The exercise.
Make an exact copy of the records, with the images left out.

Material provided.
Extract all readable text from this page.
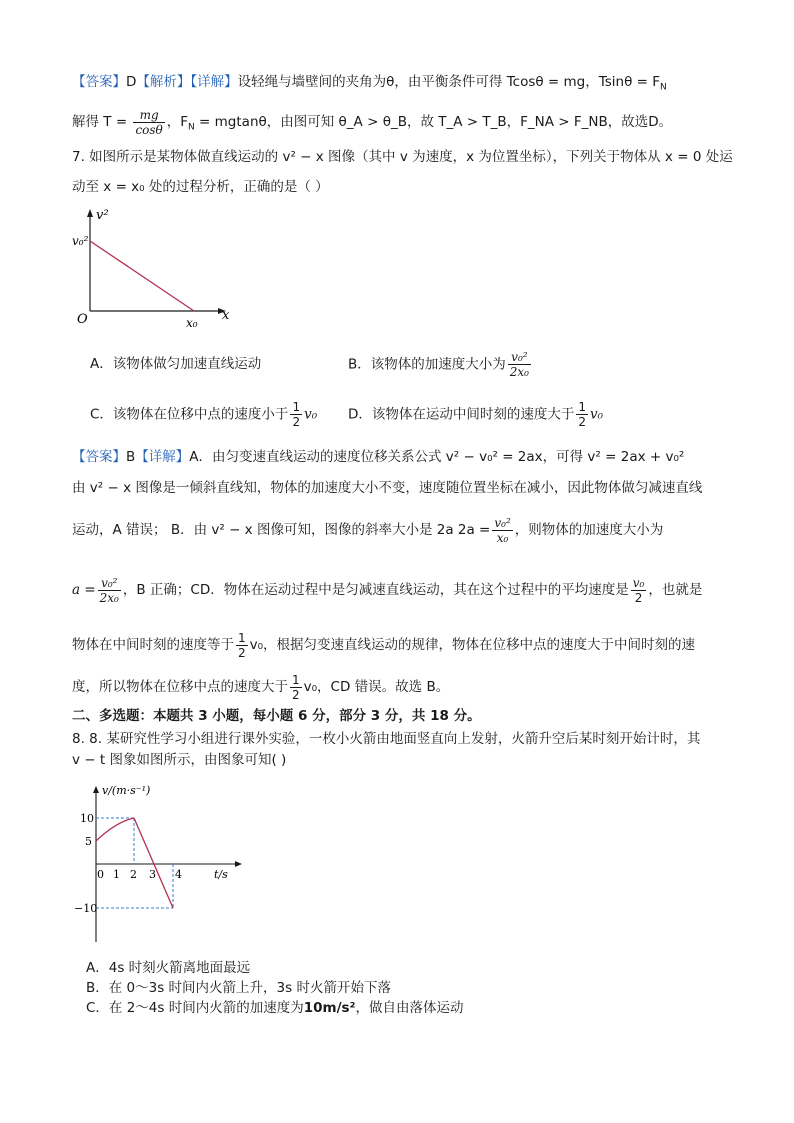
【答案】D【解析】【详解】设轻绳与墙壁间的夹角为θ，由平衡条件可得 Tcosθ = mg，$Tsin\theta = F_N$
解得 $T = \frac{mg}{\cos\theta}$ ，$F_N = mgtan\theta$，由图可知 θ_A > θ_B，故 T_A > T_B，F_NA > F_NB，故选D。
7. 如图所示是某物体做直线运动的 v² − x 图像（其中 v 为速度，x 为位置坐标），下列关于物体从 x = 0 处运
动至 x = x₀ 处的过程分析，正确的是（ ）
v²
v₀²
O	x₀ x
A．该物体做匀加速直线运动	B．该物体的加速度大小为 $\frac{\text{v₀²}}{\text{2x₀}}$
C．该物体在位移中点的速度小于 $\frac{1}{2} v_0$ D．该物体在运动中间时刻的速度大于 $\frac{1}{2} v_0$
【答案】B【详解】A．由匀变速直线运动的速度位移关系公式 v² − v₀² = 2ax，可得 v² = 2ax + v₀²
由 v² − x 图像是一倾斜直线知，物体的加速度大小不变，速度随位置坐标在减小，因此物体做匀减速直线
运动，A 错误； B．由 v² − x 图像可知，图像的斜率大小是 2a $2a = \frac{\text{v₀²}}{\text{x₀}}$ ，则物体的加速度大小为
$a = \frac{\text{v₀²}}{\text{2x₀}}$ ，B 正确；CD．物体在运动过程中是匀减速直线运动，其在这个过程中的平均速度是 $\frac{\text{v₀}}{2}$ ，也就是
物体在中间时刻的速度等于 $\frac{1}{2} v_0$，根据匀变速直线运动的规律，物体在位移中点的速度大于中间时刻的速
度，所以物体在位移中点的速度大于 $\frac{1}{2} v_0$，CD 错误。故选 B。
二、多选题：本题共 3 小题，每小题 6 分，部分 3 分，共 18 分。
8. 8. 某研究性学习小组进行课外实验，一枚小火箭由地面竖直向上发射，火箭升空后某时刻开始计时，其
v − t 图象如图所示，由图象可知( )
v/(m·s⁻¹)
t/s
10
5
−10
0 1 2 3 4
A．4s 时刻火箭离地面最远
B．在 0～3s 时间内火箭上升，3s 时火箭开始下落
C．在 2～4s 时间内火箭的加速度为10m/s²，做自由落体运动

Completed task.
Extract all readable text from this page.
【答案】D【解析】【详解】设轻绳与墙壁间的夹角为θ，由平衡条件可得 Tcosθ = mg，$Tsin\theta = F_N$
解得 $T = \frac{mg}{\cos\theta}$ ，$F_N = mgtan\theta$，由图可知 θ_A > θ_B，故 T_A > T_B，F_NA > F_NB，故选D。
7. 如图所示是某物体做直线运动的 v² − x 图像（其中 v 为速度，x 为位置坐标），下列关于物体从 x = 0 处运
动至 x = x₀ 处的过程分析，正确的是（ ）
v²
v₀²
O	x₀ x
A．该物体做匀加速直线运动	B．该物体的加速度大小为 $\frac{\text{v₀²}}{\text{2x₀}}$
C．该物体在位移中点的速度小于 $\frac{1}{2} v_0$ D．该物体在运动中间时刻的速度大于 $\frac{1}{2} v_0$
【答案】B【详解】A．由匀变速直线运动的速度位移关系公式 v² − v₀² = 2ax，可得 v² = 2ax + v₀²
由 v² − x 图像是一倾斜直线知，物体的加速度大小不变，速度随位置坐标在减小，因此物体做匀减速直线
运动，A 错误； B．由 v² − x 图像可知，图像的斜率大小是 2a $2a = \frac{\text{v₀²}}{\text{x₀}}$ ，则物体的加速度大小为
$a = \frac{\text{v₀²}}{\text{2x₀}}$ ，B 正确；CD．物体在运动过程中是匀减速直线运动，其在这个过程中的平均速度是 $\frac{\text{v₀}}{2}$ ，也就是
物体在中间时刻的速度等于 $\frac{1}{2} v_0$，根据匀变速直线运动的规律，物体在位移中点的速度大于中间时刻的速
度，所以物体在位移中点的速度大于 $\frac{1}{2} v_0$，CD 错误。故选 B。
二、多选题：本题共 3 小题，每小题 6 分，部分 3 分，共 18 分。
8. 8. 某研究性学习小组进行课外实验，一枚小火箭由地面竖直向上发射，火箭升空后某时刻开始计时，其
v − t 图象如图所示，由图象可知( )
v/(m·s⁻¹)
t/s
10
5
−10
0 1 2 3 4
A．4s 时刻火箭离地面最远
B．在 0～3s 时间内火箭上升，3s 时火箭开始下落
C．在 2～4s 时间内火箭的加速度为10m/s²，做自由落体运动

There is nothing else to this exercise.